■ Prompt ■
Exclude images, then output the remaining data verbatim.

[Stored data]
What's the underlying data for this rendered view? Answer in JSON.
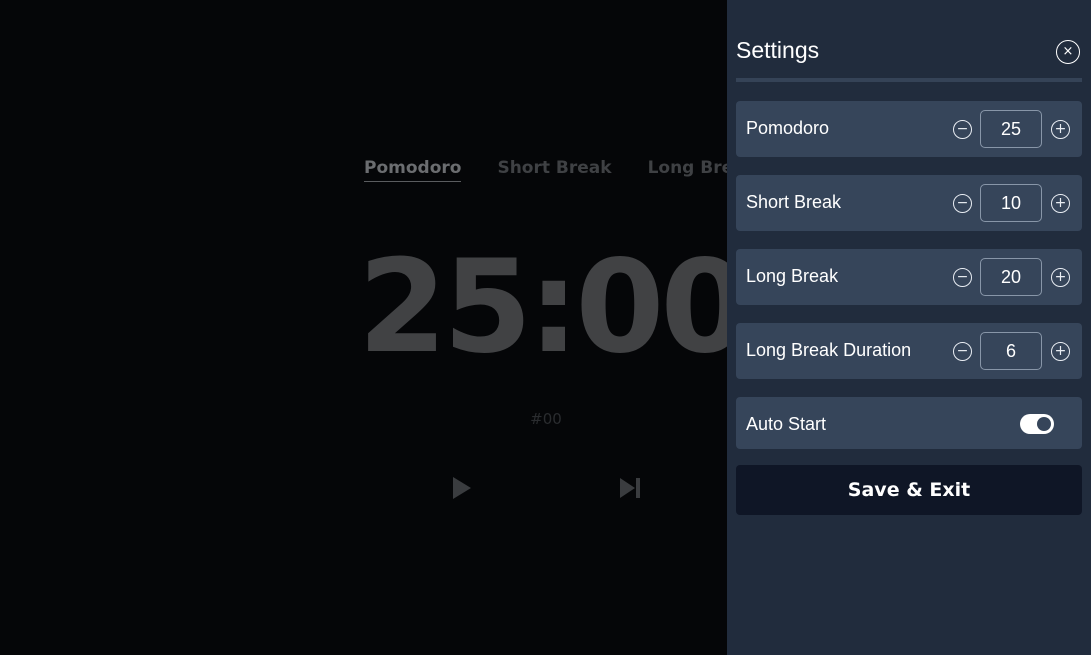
{
  "timer": {
    "tabs": [
      {
        "label": "Pomodoro",
        "active": true
      },
      {
        "label": "Short Break",
        "active": false
      },
      {
        "label": "Long Break",
        "active": false
      }
    ],
    "time": "25:00",
    "session": "#00",
    "controls": {
      "play_icon": "play-icon",
      "skip_icon": "skip-next-icon"
    }
  },
  "settings": {
    "title": "Settings",
    "close_icon": "close-icon",
    "close_glyph": "×",
    "decrement_glyph": "−",
    "increment_glyph": "+",
    "items": [
      {
        "label": "Pomodoro",
        "value": "25"
      },
      {
        "label": "Short Break",
        "value": "10"
      },
      {
        "label": "Long Break",
        "value": "20"
      },
      {
        "label": "Long Break Duration",
        "value": "6"
      }
    ],
    "auto_start": {
      "label": "Auto Start",
      "enabled": true
    },
    "save_label": "Save & Exit"
  },
  "colors": {
    "background": "#050608",
    "panel": "#212c3d",
    "row": "#36455a",
    "save_button": "#0f1626",
    "text": "#ffffff"
  }
}
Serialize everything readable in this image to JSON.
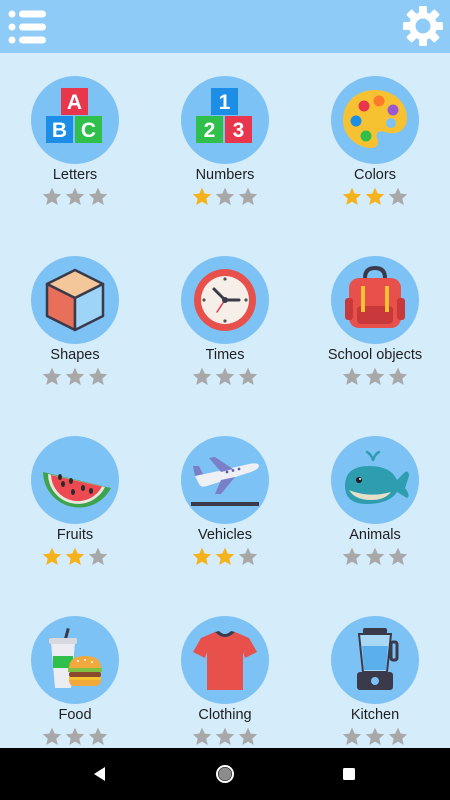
{
  "app": {
    "menu_icon": "list-menu-icon",
    "settings_icon": "gear-icon",
    "colors": {
      "background": "#d5ecfb",
      "topbar": "#8ecbf6",
      "circle": "#7dc2f5",
      "star_filled": "#f6b21b",
      "star_empty": "#a8a8a8"
    }
  },
  "categories": [
    {
      "label": "Letters",
      "icon": "abc-blocks-icon",
      "stars": 0
    },
    {
      "label": "Numbers",
      "icon": "number-blocks-icon",
      "stars": 1
    },
    {
      "label": "Colors",
      "icon": "paint-palette-icon",
      "stars": 2
    },
    {
      "label": "Shapes",
      "icon": "cube-icon",
      "stars": 0
    },
    {
      "label": "Times",
      "icon": "clock-icon",
      "stars": 0
    },
    {
      "label": "School objects",
      "icon": "backpack-icon",
      "stars": 0
    },
    {
      "label": "Fruits",
      "icon": "watermelon-icon",
      "stars": 2
    },
    {
      "label": "Vehicles",
      "icon": "airplane-icon",
      "stars": 2
    },
    {
      "label": "Animals",
      "icon": "whale-icon",
      "stars": 0
    },
    {
      "label": "Food",
      "icon": "burger-drink-icon",
      "stars": 0
    },
    {
      "label": "Clothing",
      "icon": "tshirt-icon",
      "stars": 0
    },
    {
      "label": "Kitchen",
      "icon": "blender-icon",
      "stars": 0
    }
  ],
  "max_stars": 3,
  "navbar": {
    "back_icon": "back-triangle-icon",
    "home_icon": "home-circle-icon",
    "recents_icon": "recents-square-icon"
  }
}
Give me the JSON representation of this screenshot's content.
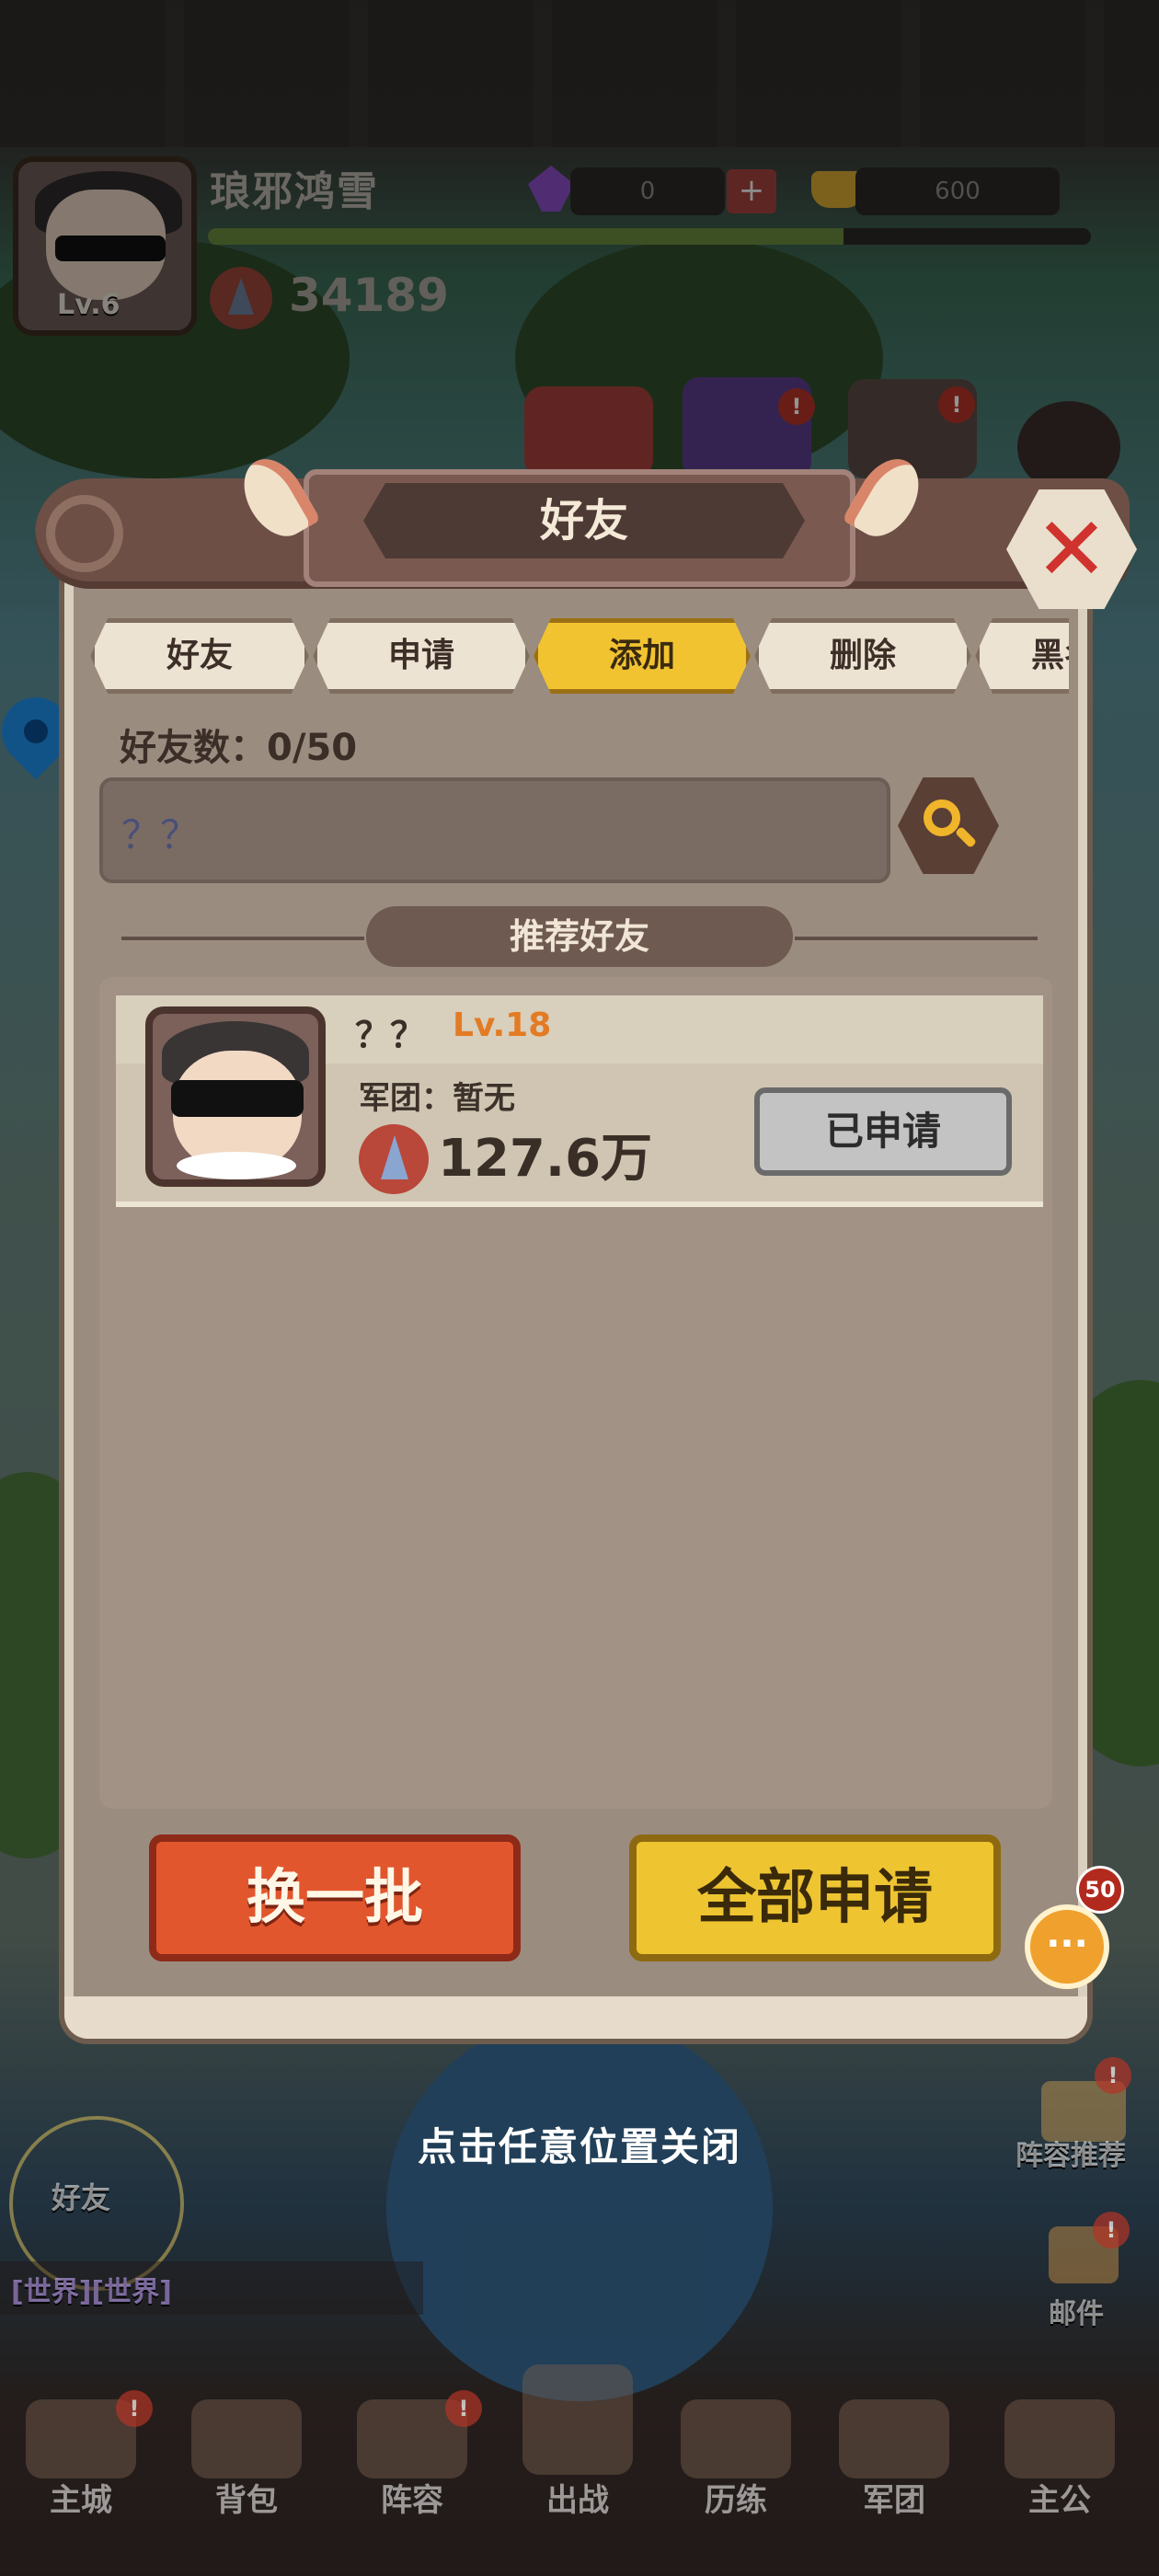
{
  "hud": {
    "player_name": "琅邪鸿雪",
    "level": "Lv.6",
    "gem_count": "0",
    "gold_count": "600",
    "power": "34189",
    "exp_progress": 0.72,
    "plus_symbol": "+"
  },
  "modal": {
    "title": "好友",
    "close_symbol": "✕",
    "tabs": [
      {
        "label": "好友",
        "active": false
      },
      {
        "label": "申请",
        "active": false
      },
      {
        "label": "添加",
        "active": true
      },
      {
        "label": "删除",
        "active": false
      },
      {
        "label": "黑名单",
        "active": false
      }
    ],
    "friend_count": "好友数：0/50",
    "search": {
      "value": "？？",
      "placeholder": "？？"
    },
    "section_title": "推荐好友",
    "recommended": [
      {
        "name": "？？",
        "level": "Lv.18",
        "guild": "军团：暂无",
        "power": "127.6万",
        "button_label": "已申请"
      }
    ],
    "refresh_button": "换一批",
    "apply_all_button": "全部申请"
  },
  "chat": {
    "badge": "50",
    "icon": "chat-bubble-icon",
    "dots": "···"
  },
  "close_hint": "点击任意位置关闭",
  "side": {
    "friends_label": "好友",
    "world_chat": "[世界][世界]",
    "lineup_label": "阵容推荐",
    "mail_label": "邮件"
  },
  "badges": {
    "top_icon_1": "!",
    "top_icon_2": "!",
    "lineup": "!",
    "mail": "!",
    "nav_main": "!",
    "nav_arena": "!"
  },
  "bottom_nav": [
    "主城",
    "背包",
    "阵容",
    "出战",
    "历练",
    "军团",
    "主公"
  ],
  "colors": {
    "accent_gold": "#f2c331",
    "accent_red": "#e2562e",
    "level_orange": "#e37b24"
  }
}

■ Reply ■
What's the underlying data for this rendered view? Answer in JSON.
{
  "timer": {
    "tabs": [
      {
        "label": "Pomodoro",
        "active": true
      },
      {
        "label": "Short Break",
        "active": false
      },
      {
        "label": "Long Break",
        "active": false
      }
    ],
    "time": "25:00",
    "session": "#00",
    "controls": {
      "play_icon": "play-icon",
      "skip_icon": "skip-next-icon"
    }
  },
  "settings": {
    "title": "Settings",
    "close_icon": "close-icon",
    "close_glyph": "×",
    "decrement_glyph": "−",
    "increment_glyph": "+",
    "items": [
      {
        "label": "Pomodoro",
        "value": "25"
      },
      {
        "label": "Short Break",
        "value": "10"
      },
      {
        "label": "Long Break",
        "value": "20"
      },
      {
        "label": "Long Break Duration",
        "value": "6"
      }
    ],
    "auto_start": {
      "label": "Auto Start",
      "enabled": true
    },
    "save_label": "Save & Exit"
  },
  "colors": {
    "background": "#050608",
    "panel": "#212c3d",
    "row": "#36455a",
    "save_button": "#0f1626",
    "text": "#ffffff"
  }
}
Serialize everything readable in this image to JSON.
{
  "app": {
    "menu_icon": "list-menu-icon",
    "settings_icon": "gear-icon",
    "colors": {
      "background": "#d5ecfb",
      "topbar": "#8ecbf6",
      "circle": "#7dc2f5",
      "star_filled": "#f6b21b",
      "star_empty": "#a8a8a8"
    }
  },
  "categories": [
    {
      "label": "Letters",
      "icon": "abc-blocks-icon",
      "stars": 0
    },
    {
      "label": "Numbers",
      "icon": "number-blocks-icon",
      "stars": 1
    },
    {
      "label": "Colors",
      "icon": "paint-palette-icon",
      "stars": 2
    },
    {
      "label": "Shapes",
      "icon": "cube-icon",
      "stars": 0
    },
    {
      "label": "Times",
      "icon": "clock-icon",
      "stars": 0
    },
    {
      "label": "School objects",
      "icon": "backpack-icon",
      "stars": 0
    },
    {
      "label": "Fruits",
      "icon": "watermelon-icon",
      "stars": 2
    },
    {
      "label": "Vehicles",
      "icon": "airplane-icon",
      "stars": 2
    },
    {
      "label": "Animals",
      "icon": "whale-icon",
      "stars": 0
    },
    {
      "label": "Food",
      "icon": "burger-drink-icon",
      "stars": 0
    },
    {
      "label": "Clothing",
      "icon": "tshirt-icon",
      "stars": 0
    },
    {
      "label": "Kitchen",
      "icon": "blender-icon",
      "stars": 0
    }
  ],
  "max_stars": 3,
  "navbar": {
    "back_icon": "back-triangle-icon",
    "home_icon": "home-circle-icon",
    "recents_icon": "recents-square-icon"
  }
}
Give me the JSON representation of this screenshot's content.
{
  "hud": {
    "player_name": "琅邪鸿雪",
    "level": "Lv.6",
    "gem_count": "0",
    "gold_count": "600",
    "power": "34189",
    "exp_progress": 0.72,
    "plus_symbol": "+"
  },
  "modal": {
    "title": "好友",
    "close_symbol": "✕",
    "tabs": [
      {
        "label": "好友",
        "active": false
      },
      {
        "label": "申请",
        "active": false
      },
      {
        "label": "添加",
        "active": true
      },
      {
        "label": "删除",
        "active": false
      },
      {
        "label": "黑名单",
        "active": false
      }
    ],
    "friend_count": "好友数：0/50",
    "search": {
      "value": "？？",
      "placeholder": "？？"
    },
    "section_title": "推荐好友",
    "recommended": [
      {
        "name": "？？",
        "level": "Lv.18",
        "guild": "军团：暂无",
        "power": "127.6万",
        "button_label": "已申请"
      }
    ],
    "refresh_button": "换一批",
    "apply_all_button": "全部申请"
  },
  "chat": {
    "badge": "50",
    "icon": "chat-bubble-icon",
    "dots": "···"
  },
  "close_hint": "点击任意位置关闭",
  "side": {
    "friends_label": "好友",
    "world_chat": "[世界][世界]",
    "lineup_label": "阵容推荐",
    "mail_label": "邮件"
  },
  "badges": {
    "top_icon_1": "!",
    "top_icon_2": "!",
    "lineup": "!",
    "mail": "!",
    "nav_main": "!",
    "nav_arena": "!"
  },
  "bottom_nav": [
    "主城",
    "背包",
    "阵容",
    "出战",
    "历练",
    "军团",
    "主公"
  ],
  "colors": {
    "accent_gold": "#f2c331",
    "accent_red": "#e2562e",
    "level_orange": "#e37b24"
  }
}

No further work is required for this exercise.